WHAT TO DO -
Without leaving anything out, print every line of the data.

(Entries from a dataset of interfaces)
++++++++++++++++++++

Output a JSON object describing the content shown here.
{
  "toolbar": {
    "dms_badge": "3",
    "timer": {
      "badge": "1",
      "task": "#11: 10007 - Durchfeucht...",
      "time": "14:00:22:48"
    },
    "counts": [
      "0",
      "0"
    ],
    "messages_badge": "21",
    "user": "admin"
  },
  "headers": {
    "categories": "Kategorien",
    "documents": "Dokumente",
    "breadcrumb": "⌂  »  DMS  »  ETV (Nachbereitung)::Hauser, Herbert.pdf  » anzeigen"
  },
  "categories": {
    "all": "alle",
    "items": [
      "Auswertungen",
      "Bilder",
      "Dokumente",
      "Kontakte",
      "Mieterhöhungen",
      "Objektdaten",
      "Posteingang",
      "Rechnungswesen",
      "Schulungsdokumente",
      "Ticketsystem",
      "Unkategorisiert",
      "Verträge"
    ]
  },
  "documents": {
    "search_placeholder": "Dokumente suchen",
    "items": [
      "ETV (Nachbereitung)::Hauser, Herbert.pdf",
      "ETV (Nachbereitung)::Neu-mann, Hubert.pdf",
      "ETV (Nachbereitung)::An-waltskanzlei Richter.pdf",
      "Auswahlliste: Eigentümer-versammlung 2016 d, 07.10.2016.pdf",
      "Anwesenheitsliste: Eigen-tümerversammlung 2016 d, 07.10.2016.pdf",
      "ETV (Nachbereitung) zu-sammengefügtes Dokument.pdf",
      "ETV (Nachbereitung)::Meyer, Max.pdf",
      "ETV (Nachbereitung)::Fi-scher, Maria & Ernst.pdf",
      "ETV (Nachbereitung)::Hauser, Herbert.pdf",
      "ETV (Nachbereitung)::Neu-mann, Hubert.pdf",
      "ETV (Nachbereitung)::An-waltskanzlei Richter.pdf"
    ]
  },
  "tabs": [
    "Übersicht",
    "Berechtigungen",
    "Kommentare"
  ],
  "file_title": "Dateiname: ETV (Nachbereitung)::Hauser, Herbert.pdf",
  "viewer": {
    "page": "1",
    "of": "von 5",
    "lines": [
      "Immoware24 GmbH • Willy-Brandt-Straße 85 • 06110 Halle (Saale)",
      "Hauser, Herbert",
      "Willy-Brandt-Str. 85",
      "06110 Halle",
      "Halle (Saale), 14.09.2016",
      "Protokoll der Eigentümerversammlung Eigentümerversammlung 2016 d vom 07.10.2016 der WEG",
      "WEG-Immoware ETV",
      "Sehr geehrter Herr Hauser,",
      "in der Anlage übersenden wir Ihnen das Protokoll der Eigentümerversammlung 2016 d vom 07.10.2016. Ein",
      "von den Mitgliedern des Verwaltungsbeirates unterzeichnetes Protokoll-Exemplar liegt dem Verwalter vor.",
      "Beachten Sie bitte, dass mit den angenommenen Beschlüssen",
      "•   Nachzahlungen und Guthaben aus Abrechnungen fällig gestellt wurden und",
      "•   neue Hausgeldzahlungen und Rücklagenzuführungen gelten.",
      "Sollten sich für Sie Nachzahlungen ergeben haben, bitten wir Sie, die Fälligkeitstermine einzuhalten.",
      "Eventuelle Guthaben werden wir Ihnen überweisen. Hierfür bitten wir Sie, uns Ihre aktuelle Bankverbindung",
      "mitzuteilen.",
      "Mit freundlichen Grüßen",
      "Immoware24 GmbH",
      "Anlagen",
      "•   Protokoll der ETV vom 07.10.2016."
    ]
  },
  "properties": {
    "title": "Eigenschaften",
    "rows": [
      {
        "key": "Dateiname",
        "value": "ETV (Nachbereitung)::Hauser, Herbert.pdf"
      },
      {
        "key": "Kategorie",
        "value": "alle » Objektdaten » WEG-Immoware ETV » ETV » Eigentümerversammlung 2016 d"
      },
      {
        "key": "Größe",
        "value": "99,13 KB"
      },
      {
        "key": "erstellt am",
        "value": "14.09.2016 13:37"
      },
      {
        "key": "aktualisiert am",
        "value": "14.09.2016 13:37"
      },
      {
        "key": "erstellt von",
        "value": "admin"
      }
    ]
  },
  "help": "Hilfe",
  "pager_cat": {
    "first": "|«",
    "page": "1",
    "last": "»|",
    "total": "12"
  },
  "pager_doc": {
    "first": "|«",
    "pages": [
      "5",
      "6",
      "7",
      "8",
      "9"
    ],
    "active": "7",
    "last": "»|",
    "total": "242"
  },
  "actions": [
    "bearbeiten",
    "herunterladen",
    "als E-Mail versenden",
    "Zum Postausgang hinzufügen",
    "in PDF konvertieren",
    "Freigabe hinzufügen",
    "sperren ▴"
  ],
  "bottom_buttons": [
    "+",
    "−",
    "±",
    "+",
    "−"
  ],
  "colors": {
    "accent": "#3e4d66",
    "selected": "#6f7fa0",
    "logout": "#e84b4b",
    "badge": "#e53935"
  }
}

++++++++++++++++++++

SOLUTION TO THIS PROBLEM -
Output a JSON object describing the content shown here.
{
  "toolbar": {
    "dms_badge": "3",
    "timer": {
      "badge": "1",
      "task": "#11: 10007 - Durchfeucht...",
      "time": "14:00:22:48"
    },
    "counts": [
      "0",
      "0"
    ],
    "messages_badge": "21",
    "user": "admin"
  },
  "headers": {
    "categories": "Kategorien",
    "documents": "Dokumente",
    "breadcrumb": "⌂  »  DMS  »  ETV (Nachbereitung)::Hauser, Herbert.pdf  » anzeigen"
  },
  "categories": {
    "all": "alle",
    "items": [
      "Auswertungen",
      "Bilder",
      "Dokumente",
      "Kontakte",
      "Mieterhöhungen",
      "Objektdaten",
      "Posteingang",
      "Rechnungswesen",
      "Schulungsdokumente",
      "Ticketsystem",
      "Unkategorisiert",
      "Verträge"
    ]
  },
  "documents": {
    "search_placeholder": "Dokumente suchen",
    "items": [
      "ETV (Nachbereitung)::Hauser, Herbert.pdf",
      "ETV (Nachbereitung)::Neu-mann, Hubert.pdf",
      "ETV (Nachbereitung)::An-waltskanzlei Richter.pdf",
      "Auswahlliste: Eigentümer-versammlung 2016 d, 07.10.2016.pdf",
      "Anwesenheitsliste: Eigen-tümerversammlung 2016 d, 07.10.2016.pdf",
      "ETV (Nachbereitung) zu-sammengefügtes Dokument.pdf",
      "ETV (Nachbereitung)::Meyer, Max.pdf",
      "ETV (Nachbereitung)::Fi-scher, Maria & Ernst.pdf",
      "ETV (Nachbereitung)::Hauser, Herbert.pdf",
      "ETV (Nachbereitung)::Neu-mann, Hubert.pdf",
      "ETV (Nachbereitung)::An-waltskanzlei Richter.pdf"
    ]
  },
  "tabs": [
    "Übersicht",
    "Berechtigungen",
    "Kommentare"
  ],
  "file_title": "Dateiname: ETV (Nachbereitung)::Hauser, Herbert.pdf",
  "viewer": {
    "page": "1",
    "of": "von 5",
    "lines": [
      "Immoware24 GmbH • Willy-Brandt-Straße 85 • 06110 Halle (Saale)",
      "Hauser, Herbert",
      "Willy-Brandt-Str. 85",
      "06110 Halle",
      "Halle (Saale), 14.09.2016",
      "Protokoll der Eigentümerversammlung Eigentümerversammlung 2016 d vom 07.10.2016 der WEG",
      "WEG-Immoware ETV",
      "Sehr geehrter Herr Hauser,",
      "in der Anlage übersenden wir Ihnen das Protokoll der Eigentümerversammlung 2016 d vom 07.10.2016. Ein",
      "von den Mitgliedern des Verwaltungsbeirates unterzeichnetes Protokoll-Exemplar liegt dem Verwalter vor.",
      "Beachten Sie bitte, dass mit den angenommenen Beschlüssen",
      "•   Nachzahlungen und Guthaben aus Abrechnungen fällig gestellt wurden und",
      "•   neue Hausgeldzahlungen und Rücklagenzuführungen gelten.",
      "Sollten sich für Sie Nachzahlungen ergeben haben, bitten wir Sie, die Fälligkeitstermine einzuhalten.",
      "Eventuelle Guthaben werden wir Ihnen überweisen. Hierfür bitten wir Sie, uns Ihre aktuelle Bankverbindung",
      "mitzuteilen.",
      "Mit freundlichen Grüßen",
      "Immoware24 GmbH",
      "Anlagen",
      "•   Protokoll der ETV vom 07.10.2016."
    ]
  },
  "properties": {
    "title": "Eigenschaften",
    "rows": [
      {
        "key": "Dateiname",
        "value": "ETV (Nachbereitung)::Hauser, Herbert.pdf"
      },
      {
        "key": "Kategorie",
        "value": "alle » Objektdaten » WEG-Immoware ETV » ETV » Eigentümerversammlung 2016 d"
      },
      {
        "key": "Größe",
        "value": "99,13 KB"
      },
      {
        "key": "erstellt am",
        "value": "14.09.2016 13:37"
      },
      {
        "key": "aktualisiert am",
        "value": "14.09.2016 13:37"
      },
      {
        "key": "erstellt von",
        "value": "admin"
      }
    ]
  },
  "help": "Hilfe",
  "pager_cat": {
    "first": "|«",
    "page": "1",
    "last": "»|",
    "total": "12"
  },
  "pager_doc": {
    "first": "|«",
    "pages": [
      "5",
      "6",
      "7",
      "8",
      "9"
    ],
    "active": "7",
    "last": "»|",
    "total": "242"
  },
  "actions": [
    "bearbeiten",
    "herunterladen",
    "als E-Mail versenden",
    "Zum Postausgang hinzufügen",
    "in PDF konvertieren",
    "Freigabe hinzufügen",
    "sperren ▴"
  ],
  "bottom_buttons": [
    "+",
    "−",
    "±",
    "+",
    "−"
  ],
  "colors": {
    "accent": "#3e4d66",
    "selected": "#6f7fa0",
    "logout": "#e84b4b",
    "badge": "#e53935"
  }
}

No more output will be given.